[Dataset]
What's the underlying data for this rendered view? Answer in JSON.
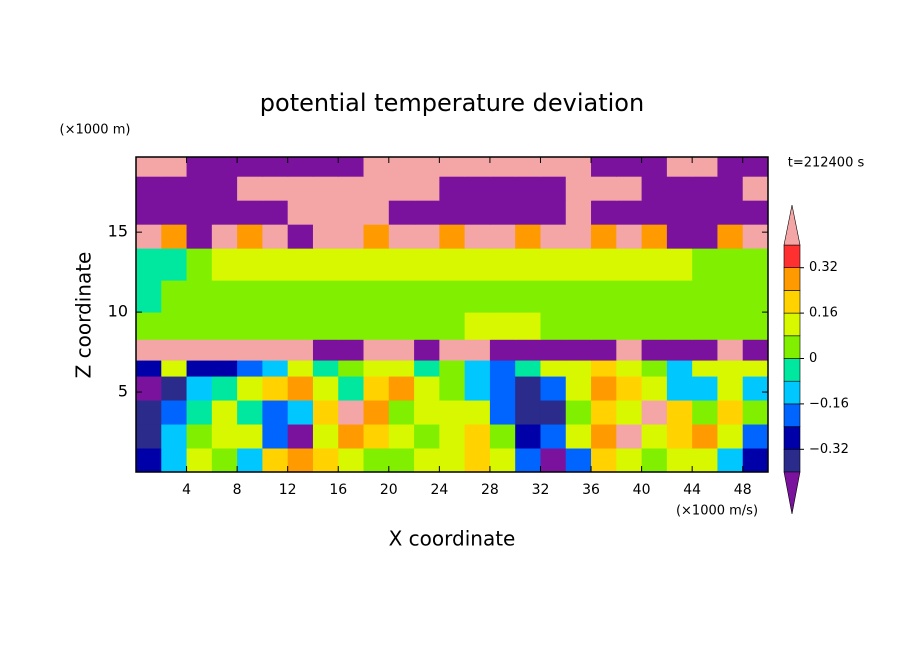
{
  "chart_data": {
    "type": "contour",
    "title": "potential temperature deviation",
    "y_unit": "(×1000 m)",
    "x_unit": "(×1000 m/s)",
    "x_label": "X coordinate",
    "y_label": "Z coordinate",
    "annotation": "t=212400 s",
    "xlim": [
      0,
      50
    ],
    "ylim": [
      0,
      19.7
    ],
    "xticks": [
      4,
      8,
      12,
      16,
      20,
      24,
      28,
      32,
      36,
      40,
      44,
      48
    ],
    "yticks": [
      5,
      10,
      15
    ],
    "field": {
      "x_edges": [
        0,
        2,
        4,
        6,
        8,
        10,
        12,
        14,
        16,
        18,
        20,
        22,
        24,
        26,
        28,
        30,
        32,
        34,
        36,
        38,
        40,
        42,
        44,
        46,
        48,
        50
      ],
      "y_edges": [
        0,
        1.5,
        3,
        4.5,
        6,
        7,
        8.3,
        10,
        12,
        14,
        15.5,
        17,
        18.5,
        19.7
      ],
      "values": [
        [
          -0.3,
          -0.1,
          0.1,
          0.05,
          -0.1,
          0.2,
          0.3,
          0.2,
          0.1,
          0.05,
          0,
          0.1,
          0.15,
          0.2,
          0.1,
          -0.2,
          -0.45,
          -0.2,
          0.2,
          0.1,
          0.0,
          0.15,
          0.1,
          -0.1,
          -0.25
        ],
        [
          -0.35,
          -0.15,
          0.05,
          0.15,
          0.1,
          -0.2,
          -0.45,
          0.1,
          0.3,
          0.2,
          0.1,
          0.05,
          0.1,
          0.2,
          0.05,
          -0.3,
          -0.2,
          0.1,
          0.3,
          0.45,
          0.1,
          0.2,
          0.3,
          0.1,
          -0.2
        ],
        [
          -0.4,
          -0.2,
          -0.05,
          0.1,
          -0.05,
          -0.2,
          -0.1,
          0.2,
          0.45,
          0.25,
          0.05,
          0.1,
          0.15,
          0.1,
          -0.2,
          -0.35,
          -0.35,
          0,
          0.2,
          0.1,
          0.45,
          0.2,
          0,
          0.2,
          0.0
        ],
        [
          -0.45,
          -0.35,
          -0.15,
          -0.05,
          0.1,
          0.2,
          0.25,
          0.1,
          -0.05,
          0.2,
          0.3,
          0.1,
          0.0,
          -0.1,
          -0.2,
          -0.35,
          -0.2,
          0.1,
          0.25,
          0.2,
          0.1,
          -0.1,
          -0.15,
          0.1,
          -0.1
        ],
        [
          -0.3,
          0.1,
          -0.3,
          -0.25,
          -0.2,
          -0.15,
          0.1,
          -0.05,
          0.05,
          0.15,
          0.1,
          -0.05,
          0.0,
          -0.1,
          -0.2,
          -0.05,
          0.1,
          0.15,
          0.2,
          0.1,
          0.0,
          -0.1,
          0.1,
          0.15,
          0.1
        ],
        [
          0.5,
          0.5,
          0.5,
          0.5,
          0.5,
          0.5,
          0.5,
          -0.5,
          -0.5,
          0.5,
          0.5,
          -0.5,
          0.5,
          0.5,
          -0.5,
          -0.5,
          -0.5,
          -0.5,
          -0.5,
          0.5,
          -0.5,
          -0.5,
          -0.5,
          0.5,
          -0.5
        ],
        [
          0.02,
          0.02,
          0.03,
          0.02,
          0.01,
          0.03,
          0.02,
          0.02,
          0.03,
          0.05,
          0.04,
          0.02,
          0.03,
          0.1,
          0.12,
          0.1,
          0.05,
          0.03,
          0.02,
          0.02,
          0.03,
          0.02,
          0.02,
          0.01,
          0.02
        ],
        [
          -0.02,
          0.03,
          0.02,
          0.02,
          0.03,
          0.05,
          0.04,
          0.03,
          0.02,
          0.03,
          0.04,
          0.03,
          0.05,
          0.05,
          0.06,
          0.04,
          0.03,
          0.05,
          0.03,
          0.02,
          0.03,
          0.06,
          0.03,
          0.02,
          0.01
        ],
        [
          -0.05,
          -0.02,
          0.05,
          0.1,
          0.09,
          0.08,
          0.1,
          0.1,
          0.1,
          0.12,
          0.11,
          0.1,
          0.12,
          0.1,
          0.09,
          0.1,
          0.1,
          0.1,
          0.09,
          0.08,
          0.1,
          0.09,
          0.05,
          0.04,
          0.02
        ],
        [
          0.45,
          0.3,
          -0.45,
          0.45,
          0.3,
          0.45,
          -0.45,
          0.45,
          0.45,
          0.3,
          0.45,
          0.45,
          0.3,
          0.45,
          0.45,
          0.3,
          0.45,
          0.45,
          0.3,
          0.45,
          0.3,
          -0.45,
          -0.45,
          0.3,
          0.45
        ],
        [
          -0.5,
          -0.5,
          -0.5,
          -0.5,
          -0.5,
          -0.5,
          0.5,
          0.5,
          0.5,
          0.5,
          -0.5,
          -0.5,
          -0.5,
          -0.5,
          -0.5,
          -0.5,
          -0.5,
          0.5,
          -0.5,
          -0.5,
          -0.5,
          -0.5,
          -0.5,
          -0.5,
          -0.5
        ],
        [
          -0.5,
          -0.5,
          -0.5,
          -0.5,
          0.5,
          0.5,
          0.5,
          0.5,
          0.5,
          0.5,
          0.5,
          0.5,
          -0.5,
          -0.5,
          -0.5,
          -0.5,
          -0.5,
          0.5,
          0.5,
          0.5,
          -0.5,
          -0.5,
          -0.5,
          -0.5,
          0.5
        ],
        [
          0.5,
          0.5,
          -0.5,
          -0.5,
          -0.5,
          -0.5,
          -0.5,
          -0.5,
          -0.5,
          0.5,
          0.5,
          0.5,
          0.5,
          0.5,
          0.5,
          0.5,
          0.5,
          0.5,
          -0.5,
          -0.5,
          -0.5,
          0.5,
          0.5,
          -0.5,
          -0.5
        ]
      ]
    },
    "colorbar": {
      "levels": [
        -0.4,
        -0.32,
        -0.24,
        -0.16,
        -0.08,
        0,
        0.08,
        0.16,
        0.24,
        0.32,
        0.4
      ],
      "colors": [
        "#7a129e",
        "#2b2b8c",
        "#0000a8",
        "#0064ff",
        "#00c8ff",
        "#00e8a0",
        "#80f000",
        "#d8f800",
        "#ffd200",
        "#ff9a00",
        "#ff3030",
        "#f4a6a6"
      ],
      "ticks": [
        {
          "value": -0.32,
          "label": "−0.32"
        },
        {
          "value": -0.16,
          "label": "−0.16"
        },
        0,
        0.16,
        0.32
      ]
    }
  }
}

[Stated goal] Every entry above needs to be retyped exactly; drop the pictures.

[Task output]
What's the underlying data for this rendered view? Answer in JSON.
{
  "chart_data": {
    "type": "contour",
    "title": "potential temperature deviation",
    "y_unit": "(×1000 m)",
    "x_unit": "(×1000 m/s)",
    "x_label": "X coordinate",
    "y_label": "Z coordinate",
    "annotation": "t=212400 s",
    "xlim": [
      0,
      50
    ],
    "ylim": [
      0,
      19.7
    ],
    "xticks": [
      4,
      8,
      12,
      16,
      20,
      24,
      28,
      32,
      36,
      40,
      44,
      48
    ],
    "yticks": [
      5,
      10,
      15
    ],
    "field": {
      "x_edges": [
        0,
        2,
        4,
        6,
        8,
        10,
        12,
        14,
        16,
        18,
        20,
        22,
        24,
        26,
        28,
        30,
        32,
        34,
        36,
        38,
        40,
        42,
        44,
        46,
        48,
        50
      ],
      "y_edges": [
        0,
        1.5,
        3,
        4.5,
        6,
        7,
        8.3,
        10,
        12,
        14,
        15.5,
        17,
        18.5,
        19.7
      ],
      "values": [
        [
          -0.3,
          -0.1,
          0.1,
          0.05,
          -0.1,
          0.2,
          0.3,
          0.2,
          0.1,
          0.05,
          0,
          0.1,
          0.15,
          0.2,
          0.1,
          -0.2,
          -0.45,
          -0.2,
          0.2,
          0.1,
          0.0,
          0.15,
          0.1,
          -0.1,
          -0.25
        ],
        [
          -0.35,
          -0.15,
          0.05,
          0.15,
          0.1,
          -0.2,
          -0.45,
          0.1,
          0.3,
          0.2,
          0.1,
          0.05,
          0.1,
          0.2,
          0.05,
          -0.3,
          -0.2,
          0.1,
          0.3,
          0.45,
          0.1,
          0.2,
          0.3,
          0.1,
          -0.2
        ],
        [
          -0.4,
          -0.2,
          -0.05,
          0.1,
          -0.05,
          -0.2,
          -0.1,
          0.2,
          0.45,
          0.25,
          0.05,
          0.1,
          0.15,
          0.1,
          -0.2,
          -0.35,
          -0.35,
          0,
          0.2,
          0.1,
          0.45,
          0.2,
          0,
          0.2,
          0.0
        ],
        [
          -0.45,
          -0.35,
          -0.15,
          -0.05,
          0.1,
          0.2,
          0.25,
          0.1,
          -0.05,
          0.2,
          0.3,
          0.1,
          0.0,
          -0.1,
          -0.2,
          -0.35,
          -0.2,
          0.1,
          0.25,
          0.2,
          0.1,
          -0.1,
          -0.15,
          0.1,
          -0.1
        ],
        [
          -0.3,
          0.1,
          -0.3,
          -0.25,
          -0.2,
          -0.15,
          0.1,
          -0.05,
          0.05,
          0.15,
          0.1,
          -0.05,
          0.0,
          -0.1,
          -0.2,
          -0.05,
          0.1,
          0.15,
          0.2,
          0.1,
          0.0,
          -0.1,
          0.1,
          0.15,
          0.1
        ],
        [
          0.5,
          0.5,
          0.5,
          0.5,
          0.5,
          0.5,
          0.5,
          -0.5,
          -0.5,
          0.5,
          0.5,
          -0.5,
          0.5,
          0.5,
          -0.5,
          -0.5,
          -0.5,
          -0.5,
          -0.5,
          0.5,
          -0.5,
          -0.5,
          -0.5,
          0.5,
          -0.5
        ],
        [
          0.02,
          0.02,
          0.03,
          0.02,
          0.01,
          0.03,
          0.02,
          0.02,
          0.03,
          0.05,
          0.04,
          0.02,
          0.03,
          0.1,
          0.12,
          0.1,
          0.05,
          0.03,
          0.02,
          0.02,
          0.03,
          0.02,
          0.02,
          0.01,
          0.02
        ],
        [
          -0.02,
          0.03,
          0.02,
          0.02,
          0.03,
          0.05,
          0.04,
          0.03,
          0.02,
          0.03,
          0.04,
          0.03,
          0.05,
          0.05,
          0.06,
          0.04,
          0.03,
          0.05,
          0.03,
          0.02,
          0.03,
          0.06,
          0.03,
          0.02,
          0.01
        ],
        [
          -0.05,
          -0.02,
          0.05,
          0.1,
          0.09,
          0.08,
          0.1,
          0.1,
          0.1,
          0.12,
          0.11,
          0.1,
          0.12,
          0.1,
          0.09,
          0.1,
          0.1,
          0.1,
          0.09,
          0.08,
          0.1,
          0.09,
          0.05,
          0.04,
          0.02
        ],
        [
          0.45,
          0.3,
          -0.45,
          0.45,
          0.3,
          0.45,
          -0.45,
          0.45,
          0.45,
          0.3,
          0.45,
          0.45,
          0.3,
          0.45,
          0.45,
          0.3,
          0.45,
          0.45,
          0.3,
          0.45,
          0.3,
          -0.45,
          -0.45,
          0.3,
          0.45
        ],
        [
          -0.5,
          -0.5,
          -0.5,
          -0.5,
          -0.5,
          -0.5,
          0.5,
          0.5,
          0.5,
          0.5,
          -0.5,
          -0.5,
          -0.5,
          -0.5,
          -0.5,
          -0.5,
          -0.5,
          0.5,
          -0.5,
          -0.5,
          -0.5,
          -0.5,
          -0.5,
          -0.5,
          -0.5
        ],
        [
          -0.5,
          -0.5,
          -0.5,
          -0.5,
          0.5,
          0.5,
          0.5,
          0.5,
          0.5,
          0.5,
          0.5,
          0.5,
          -0.5,
          -0.5,
          -0.5,
          -0.5,
          -0.5,
          0.5,
          0.5,
          0.5,
          -0.5,
          -0.5,
          -0.5,
          -0.5,
          0.5
        ],
        [
          0.5,
          0.5,
          -0.5,
          -0.5,
          -0.5,
          -0.5,
          -0.5,
          -0.5,
          -0.5,
          0.5,
          0.5,
          0.5,
          0.5,
          0.5,
          0.5,
          0.5,
          0.5,
          0.5,
          -0.5,
          -0.5,
          -0.5,
          0.5,
          0.5,
          -0.5,
          -0.5
        ]
      ]
    },
    "colorbar": {
      "levels": [
        -0.4,
        -0.32,
        -0.24,
        -0.16,
        -0.08,
        0,
        0.08,
        0.16,
        0.24,
        0.32,
        0.4
      ],
      "colors": [
        "#7a129e",
        "#2b2b8c",
        "#0000a8",
        "#0064ff",
        "#00c8ff",
        "#00e8a0",
        "#80f000",
        "#d8f800",
        "#ffd200",
        "#ff9a00",
        "#ff3030",
        "#f4a6a6"
      ],
      "ticks": [
        {
          "value": -0.32,
          "label": "−0.32"
        },
        {
          "value": -0.16,
          "label": "−0.16"
        },
        0,
        0.16,
        0.32
      ]
    }
  }
}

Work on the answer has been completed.